_Exercise input_
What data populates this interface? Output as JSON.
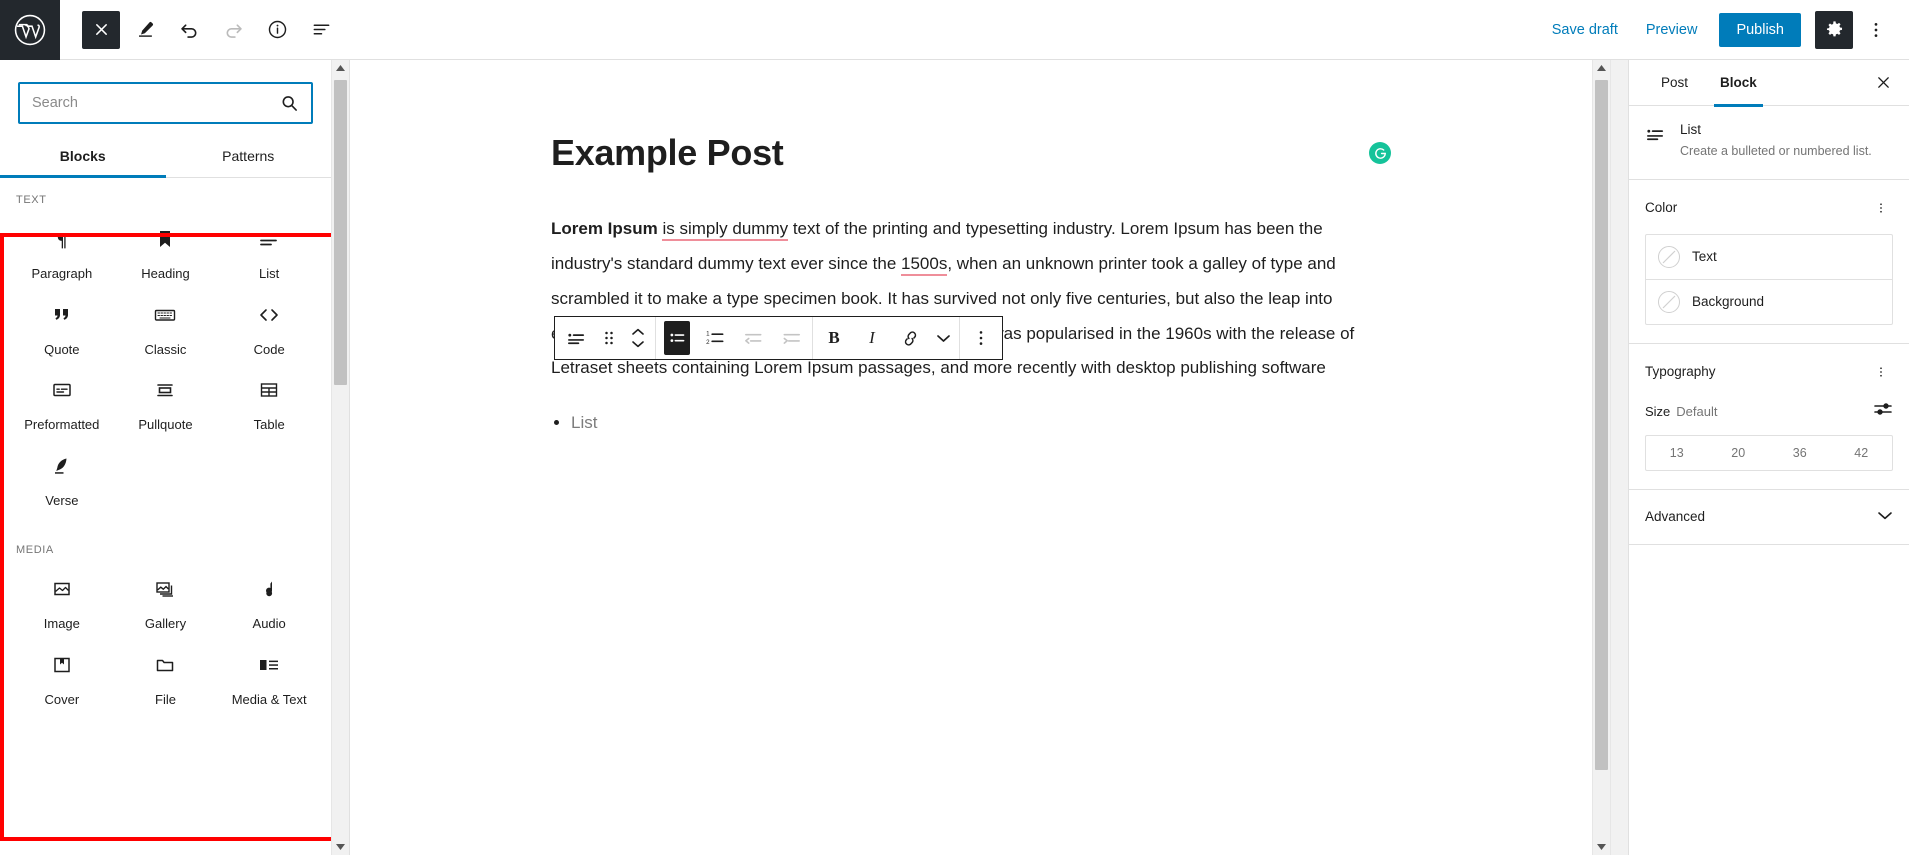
{
  "header": {
    "logo_icon": "wordpress-logo-icon",
    "close_icon": "close-icon",
    "edit_icon": "pencil-icon",
    "undo_icon": "undo-icon",
    "redo_icon": "redo-icon",
    "info_icon": "info-icon",
    "list_view_icon": "list-view-icon",
    "save_draft_label": "Save draft",
    "preview_label": "Preview",
    "publish_label": "Publish",
    "settings_icon": "gear-icon",
    "more_icon": "kebab-menu-icon",
    "accent_color": "#007cba",
    "dark_color": "#23282d"
  },
  "inserter": {
    "search": {
      "value": "",
      "placeholder": "Search",
      "icon": "search-icon"
    },
    "tabs": [
      {
        "label": "Blocks",
        "active": true
      },
      {
        "label": "Patterns",
        "active": false
      }
    ],
    "sections": [
      {
        "title": "TEXT",
        "blocks": [
          {
            "label": "Paragraph",
            "icon": "paragraph-icon"
          },
          {
            "label": "Heading",
            "icon": "heading-bookmark-icon"
          },
          {
            "label": "List",
            "icon": "list-icon"
          },
          {
            "label": "Quote",
            "icon": "quote-icon"
          },
          {
            "label": "Classic",
            "icon": "keyboard-icon"
          },
          {
            "label": "Code",
            "icon": "code-brackets-icon"
          },
          {
            "label": "Preformatted",
            "icon": "preformatted-icon"
          },
          {
            "label": "Pullquote",
            "icon": "pullquote-icon"
          },
          {
            "label": "Table",
            "icon": "table-icon"
          },
          {
            "label": "Verse",
            "icon": "verse-quill-icon"
          }
        ]
      },
      {
        "title": "MEDIA",
        "blocks": [
          {
            "label": "Image",
            "icon": "image-icon"
          },
          {
            "label": "Gallery",
            "icon": "gallery-icon"
          },
          {
            "label": "Audio",
            "icon": "audio-note-icon"
          },
          {
            "label": "Cover",
            "icon": "cover-icon"
          },
          {
            "label": "File",
            "icon": "folder-icon"
          },
          {
            "label": "Media & Text",
            "icon": "media-text-icon"
          }
        ]
      }
    ],
    "highlight_color": "#ff0000"
  },
  "editor": {
    "post_title": "Example Post",
    "grammarly_icon": "grammarly-refresh-icon",
    "grammarly_color": "#15c39a",
    "paragraph": {
      "bold_lead": "Lorem Ipsum",
      "underlined_1": "is simply dummy",
      "segment_1": " text of the printing and typesetting industry. Lorem Ipsum has been the industry's standard dummy text ever since the ",
      "underlined_2": "1500s",
      "segment_2": ", when an unknown printer took a galley of type and scrambled it to make a type specimen book. It has survived not only five centuries, but also the leap into electronic typesetting, remaining essentially unchanged. It was popularised in the 1960s with the release of Letraset sheets containing Lorem Ipsum passages, and more recently with desktop publishing software",
      "underline_color": "#ef8e9a"
    },
    "list_item": "List",
    "toolbar": {
      "block_type_icon": "list-icon",
      "drag_icon": "drag-handle-icon",
      "mover_icon": "move-up-down-icon",
      "unordered_list_icon": "unordered-list-icon",
      "ordered_list_icon": "ordered-list-icon",
      "outdent_icon": "outdent-icon",
      "indent_icon": "indent-icon",
      "bold_label": "B",
      "italic_label": "I",
      "link_icon": "link-icon",
      "more_formats_icon": "chevron-down-icon",
      "options_icon": "kebab-menu-icon"
    }
  },
  "sidebar": {
    "tabs": [
      {
        "label": "Post",
        "active": false
      },
      {
        "label": "Block",
        "active": true
      }
    ],
    "close_icon": "close-icon",
    "block_card": {
      "icon": "list-icon",
      "title": "List",
      "description": "Create a bulleted or numbered list."
    },
    "color_panel": {
      "title": "Color",
      "kebab_icon": "kebab-menu-icon",
      "rows": [
        {
          "label": "Text",
          "swatch": "unset-swatch-icon"
        },
        {
          "label": "Background",
          "swatch": "unset-swatch-icon"
        }
      ]
    },
    "typography_panel": {
      "title": "Typography",
      "kebab_icon": "kebab-menu-icon",
      "size_label": "Size",
      "size_value": "Default",
      "size_settings_icon": "sliders-icon",
      "presets": [
        "13",
        "20",
        "36",
        "42"
      ]
    },
    "advanced": {
      "label": "Advanced",
      "chevron_icon": "chevron-down-icon"
    }
  }
}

_Written request_
Look through the entries above and list every line containing "typesetting".

_Expected answer_
      "segment_1": " text of the printing and typesetting industry. Lorem Ipsum has been the industry's standard dummy text ever since the ",
      "segment_2": ", when an unknown printer took a galley of type and scrambled it to make a type specimen book. It has survived not only five centuries, but also the leap into electronic typesetting, remaining essentially unchanged. It was popularised in the 1960s with the release of Letraset sheets containing Lorem Ipsum passages, and more recently with desktop publishing software",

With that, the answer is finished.